*** RECORDS TO USE ***

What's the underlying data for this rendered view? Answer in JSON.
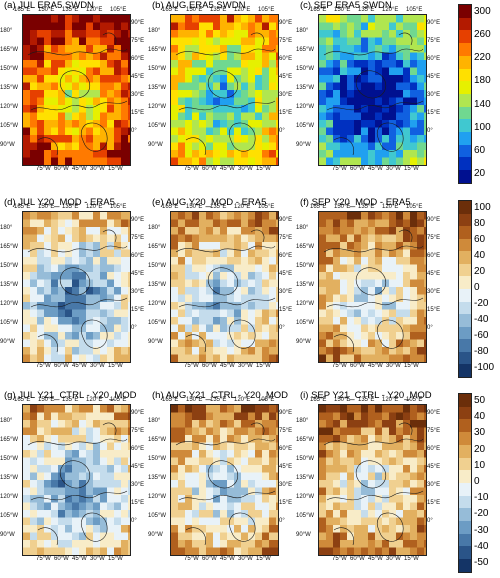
{
  "rows": [
    {
      "panels": [
        {
          "title": "(a) JUL ERA5 SWDN",
          "scheme": "abs",
          "level": 0.72
        },
        {
          "title": "(b) AUG ERA5 SWDN",
          "scheme": "abs",
          "level": 0.48
        },
        {
          "title": "(c) SEP ERA5 SWDN",
          "scheme": "abs",
          "level": 0.2
        }
      ],
      "colorbar": {
        "labels": [
          "300",
          "260",
          "220",
          "180",
          "140",
          "100",
          "60",
          "20"
        ],
        "colors": [
          "#7a0000",
          "#b31a00",
          "#e64000",
          "#ff7a00",
          "#ffb300",
          "#ffe000",
          "#e6f000",
          "#b0e650",
          "#70d890",
          "#40c8d0",
          "#20a0f0",
          "#1060e0",
          "#0030c0",
          "#001090"
        ]
      }
    },
    {
      "panels": [
        {
          "title": "(d) JUL Y20_MOD - ERA5",
          "scheme": "diff",
          "level": 0.4
        },
        {
          "title": "(e) AUG Y20_MOD - ERA5",
          "scheme": "diff",
          "level": 0.5
        },
        {
          "title": "(f) SEP Y20_MOD - ERA5",
          "scheme": "diff",
          "level": 0.58
        }
      ],
      "colorbar": {
        "labels": [
          "100",
          "80",
          "60",
          "40",
          "20",
          "0",
          "-20",
          "-40",
          "-60",
          "-80",
          "-100"
        ],
        "colors": [
          "#6b2e0a",
          "#8c4012",
          "#b0601e",
          "#cf8a3a",
          "#e2b060",
          "#f0d090",
          "#f8ecc8",
          "#e8f2f8",
          "#c4dcec",
          "#96bcd8",
          "#6c9cc4",
          "#4878a8",
          "#2a5488",
          "#143466"
        ]
      }
    },
    {
      "panels": [
        {
          "title": "(g) JUL Y21_CTRL - Y20_MOD",
          "scheme": "diff",
          "level": 0.42
        },
        {
          "title": "(h) AUG Y21_CTRL - Y20_MOD",
          "scheme": "diff",
          "level": 0.55
        },
        {
          "title": "(i) SEP Y21_CTRL - Y20_MOD",
          "scheme": "diff",
          "level": 0.62
        }
      ],
      "colorbar": {
        "labels": [
          "50",
          "40",
          "30",
          "20",
          "10",
          "0",
          "-10",
          "-20",
          "-30",
          "-40",
          "-50"
        ],
        "colors": [
          "#6b2e0a",
          "#8c4012",
          "#b0601e",
          "#cf8a3a",
          "#e2b060",
          "#f0d090",
          "#f8ecc8",
          "#e8f2f8",
          "#c4dcec",
          "#96bcd8",
          "#6c9cc4",
          "#4878a8",
          "#2a5488",
          "#143466"
        ]
      }
    }
  ],
  "ticks": {
    "top": [
      "165°E",
      "150°E",
      "135°E",
      "120°E",
      "105°E"
    ],
    "bottom": [
      "75°W",
      "60°W",
      "45°W",
      "30°W",
      "15°W"
    ],
    "left": [
      "180°",
      "165°W",
      "150°W",
      "135°W",
      "120°W",
      "105°W",
      "90°W"
    ],
    "right": [
      "90°E",
      "75°E",
      "60°E",
      "45°E",
      "30°E",
      "15°E",
      "0°"
    ]
  }
}
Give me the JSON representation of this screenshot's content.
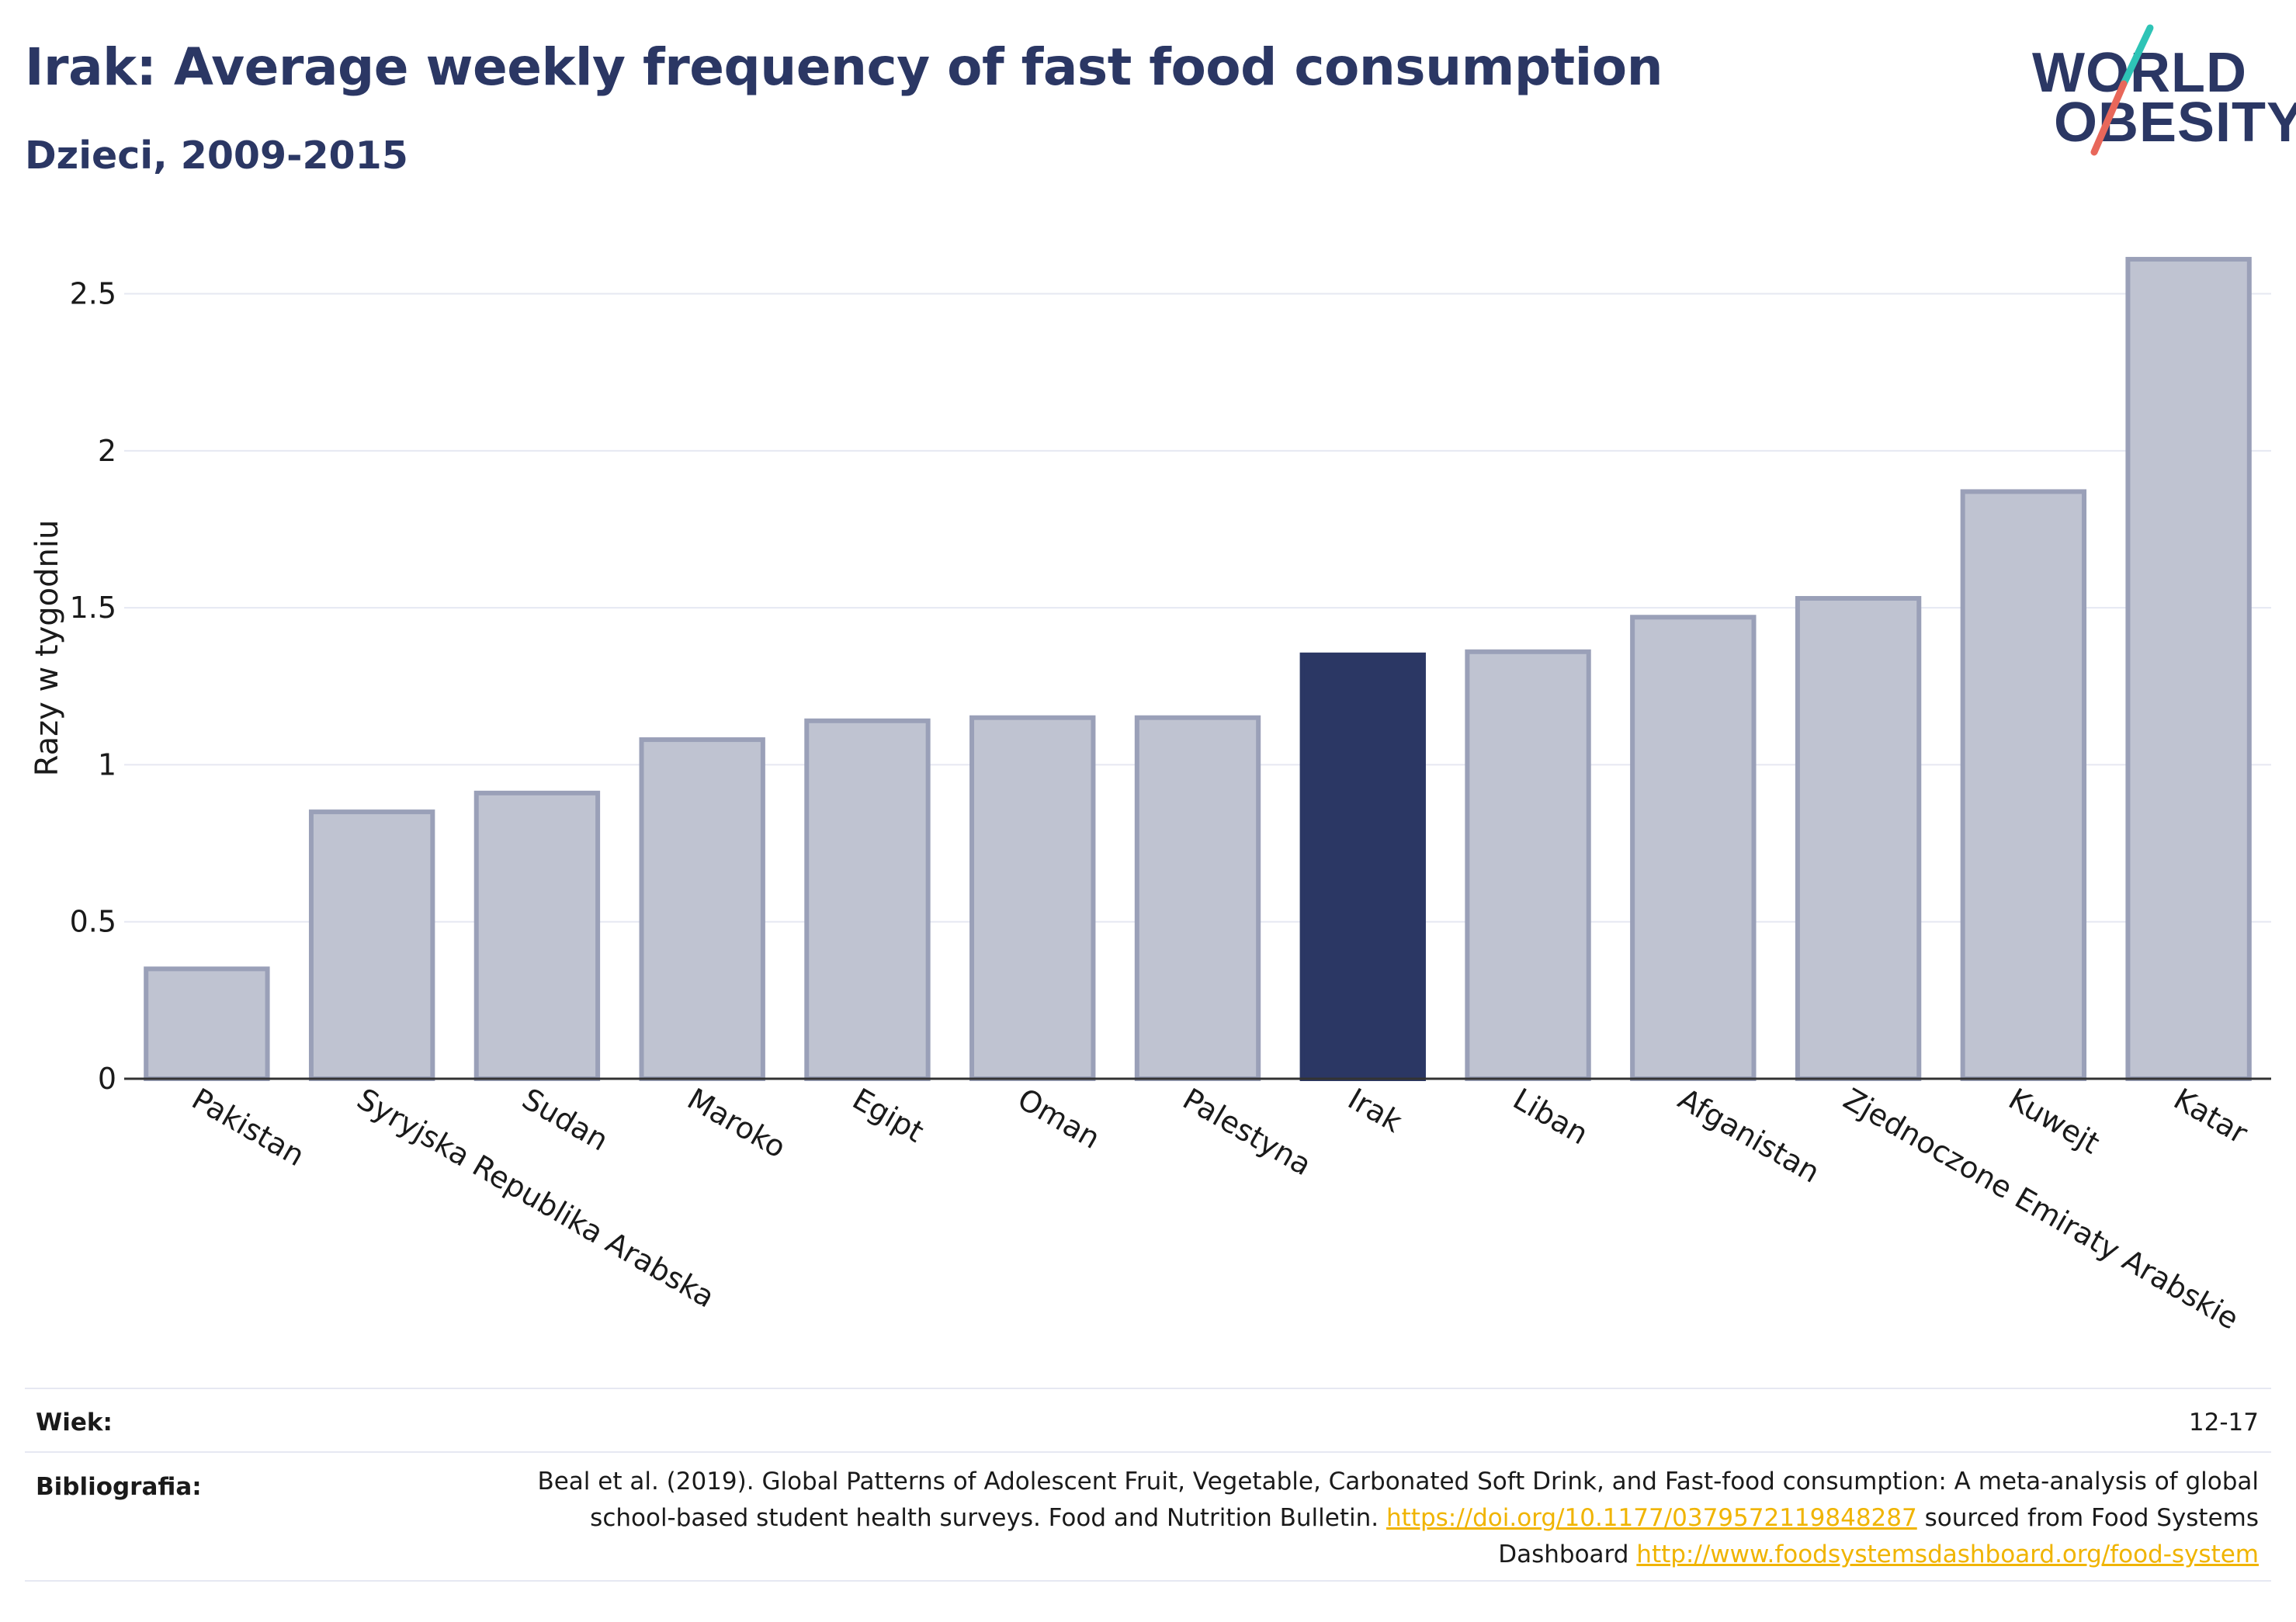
{
  "header": {
    "title": "Irak: Average weekly frequency of fast food consumption",
    "subtitle": "Dzieci, 2009-2015"
  },
  "logo": {
    "line1": "WORLD",
    "line2": "OBESITY",
    "slash_colors": [
      "#2ec4b6",
      "#e8675a"
    ]
  },
  "colors": {
    "bar_default": "#bfc3d1",
    "bar_border": "#9aa0b8",
    "bar_highlight": "#2b3764",
    "grid": "#e6e8f2",
    "link": "#f0b400",
    "title": "#2b3764"
  },
  "chart_data": {
    "type": "bar",
    "title": "Irak: Average weekly frequency of fast food consumption",
    "subtitle": "Dzieci, 2009-2015",
    "xlabel": "",
    "ylabel": "Razy w tygodniu",
    "ylim": [
      0,
      2.62
    ],
    "yticks": [
      0,
      0.5,
      1,
      1.5,
      2,
      2.5
    ],
    "ytick_labels": [
      "0",
      "0.5",
      "1",
      "1.5",
      "2",
      "2.5"
    ],
    "grid": true,
    "categories": [
      "Pakistan",
      "Syryjska Republika Arabska",
      "Sudan",
      "Maroko",
      "Egipt",
      "Oman",
      "Palestyna",
      "Irak",
      "Liban",
      "Afganistan",
      "Zjednoczone Emiraty Arabskie",
      "Kuwejt",
      "Katar"
    ],
    "values": [
      0.35,
      0.85,
      0.91,
      1.08,
      1.14,
      1.15,
      1.15,
      1.35,
      1.36,
      1.47,
      1.53,
      1.87,
      2.61
    ],
    "highlight": "Irak"
  },
  "footer": {
    "age_label": "Wiek:",
    "age_value": "12-17",
    "biblio_label": "Bibliografia:",
    "biblio_text1": "Beal et al. (2019). Global Patterns of Adolescent Fruit, Vegetable, Carbonated Soft Drink, and Fast-food consumption: A meta-analysis of global school-based student health surveys. Food and Nutrition Bulletin. ",
    "biblio_link1": "https://doi.org/10.1177/0379572119848287",
    "biblio_text2": " sourced from Food Systems Dashboard ",
    "biblio_link2": "http://www.foodsystemsdashboard.org/food-system"
  }
}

***

Repeat each entry above word for word, leaving every picture out.

What's the underlying data for this rendered view? Answer in JSON.
{
  "rows": [
    {
      "panels": [
        {
          "title": "(a) JUL ERA5 SWDN",
          "scheme": "abs",
          "level": 0.72
        },
        {
          "title": "(b) AUG ERA5 SWDN",
          "scheme": "abs",
          "level": 0.48
        },
        {
          "title": "(c) SEP ERA5 SWDN",
          "scheme": "abs",
          "level": 0.2
        }
      ],
      "colorbar": {
        "labels": [
          "300",
          "260",
          "220",
          "180",
          "140",
          "100",
          "60",
          "20"
        ],
        "colors": [
          "#7a0000",
          "#b31a00",
          "#e64000",
          "#ff7a00",
          "#ffb300",
          "#ffe000",
          "#e6f000",
          "#b0e650",
          "#70d890",
          "#40c8d0",
          "#20a0f0",
          "#1060e0",
          "#0030c0",
          "#001090"
        ]
      }
    },
    {
      "panels": [
        {
          "title": "(d) JUL Y20_MOD - ERA5",
          "scheme": "diff",
          "level": 0.4
        },
        {
          "title": "(e) AUG Y20_MOD - ERA5",
          "scheme": "diff",
          "level": 0.5
        },
        {
          "title": "(f) SEP Y20_MOD - ERA5",
          "scheme": "diff",
          "level": 0.58
        }
      ],
      "colorbar": {
        "labels": [
          "100",
          "80",
          "60",
          "40",
          "20",
          "0",
          "-20",
          "-40",
          "-60",
          "-80",
          "-100"
        ],
        "colors": [
          "#6b2e0a",
          "#8c4012",
          "#b0601e",
          "#cf8a3a",
          "#e2b060",
          "#f0d090",
          "#f8ecc8",
          "#e8f2f8",
          "#c4dcec",
          "#96bcd8",
          "#6c9cc4",
          "#4878a8",
          "#2a5488",
          "#143466"
        ]
      }
    },
    {
      "panels": [
        {
          "title": "(g) JUL Y21_CTRL - Y20_MOD",
          "scheme": "diff",
          "level": 0.42
        },
        {
          "title": "(h) AUG Y21_CTRL - Y20_MOD",
          "scheme": "diff",
          "level": 0.55
        },
        {
          "title": "(i) SEP Y21_CTRL - Y20_MOD",
          "scheme": "diff",
          "level": 0.62
        }
      ],
      "colorbar": {
        "labels": [
          "50",
          "40",
          "30",
          "20",
          "10",
          "0",
          "-10",
          "-20",
          "-30",
          "-40",
          "-50"
        ],
        "colors": [
          "#6b2e0a",
          "#8c4012",
          "#b0601e",
          "#cf8a3a",
          "#e2b060",
          "#f0d090",
          "#f8ecc8",
          "#e8f2f8",
          "#c4dcec",
          "#96bcd8",
          "#6c9cc4",
          "#4878a8",
          "#2a5488",
          "#143466"
        ]
      }
    }
  ],
  "ticks": {
    "top": [
      "165°E",
      "150°E",
      "135°E",
      "120°E",
      "105°E"
    ],
    "bottom": [
      "75°W",
      "60°W",
      "45°W",
      "30°W",
      "15°W"
    ],
    "left": [
      "180°",
      "165°W",
      "150°W",
      "135°W",
      "120°W",
      "105°W",
      "90°W"
    ],
    "right": [
      "90°E",
      "75°E",
      "60°E",
      "45°E",
      "30°E",
      "15°E",
      "0°"
    ]
  }
}
Give me the JSON representation of this screenshot's content.
{
  "header": {
    "title": "Irak: Average weekly frequency of fast food consumption",
    "subtitle": "Dzieci, 2009-2015"
  },
  "logo": {
    "line1": "WORLD",
    "line2": "OBESITY",
    "slash_colors": [
      "#2ec4b6",
      "#e8675a"
    ]
  },
  "colors": {
    "bar_default": "#bfc3d1",
    "bar_border": "#9aa0b8",
    "bar_highlight": "#2b3764",
    "grid": "#e6e8f2",
    "link": "#f0b400",
    "title": "#2b3764"
  },
  "chart_data": {
    "type": "bar",
    "title": "Irak: Average weekly frequency of fast food consumption",
    "subtitle": "Dzieci, 2009-2015",
    "xlabel": "",
    "ylabel": "Razy w tygodniu",
    "ylim": [
      0,
      2.62
    ],
    "yticks": [
      0,
      0.5,
      1,
      1.5,
      2,
      2.5
    ],
    "ytick_labels": [
      "0",
      "0.5",
      "1",
      "1.5",
      "2",
      "2.5"
    ],
    "grid": true,
    "categories": [
      "Pakistan",
      "Syryjska Republika Arabska",
      "Sudan",
      "Maroko",
      "Egipt",
      "Oman",
      "Palestyna",
      "Irak",
      "Liban",
      "Afganistan",
      "Zjednoczone Emiraty Arabskie",
      "Kuwejt",
      "Katar"
    ],
    "values": [
      0.35,
      0.85,
      0.91,
      1.08,
      1.14,
      1.15,
      1.15,
      1.35,
      1.36,
      1.47,
      1.53,
      1.87,
      2.61
    ],
    "highlight": "Irak"
  },
  "footer": {
    "age_label": "Wiek:",
    "age_value": "12-17",
    "biblio_label": "Bibliografia:",
    "biblio_text1": "Beal et al. (2019). Global Patterns of Adolescent Fruit, Vegetable, Carbonated Soft Drink, and Fast-food consumption: A meta-analysis of global school-based student health surveys. Food and Nutrition Bulletin. ",
    "biblio_link1": "https://doi.org/10.1177/0379572119848287",
    "biblio_text2": " sourced from Food Systems Dashboard ",
    "biblio_link2": "http://www.foodsystemsdashboard.org/food-system"
  }
}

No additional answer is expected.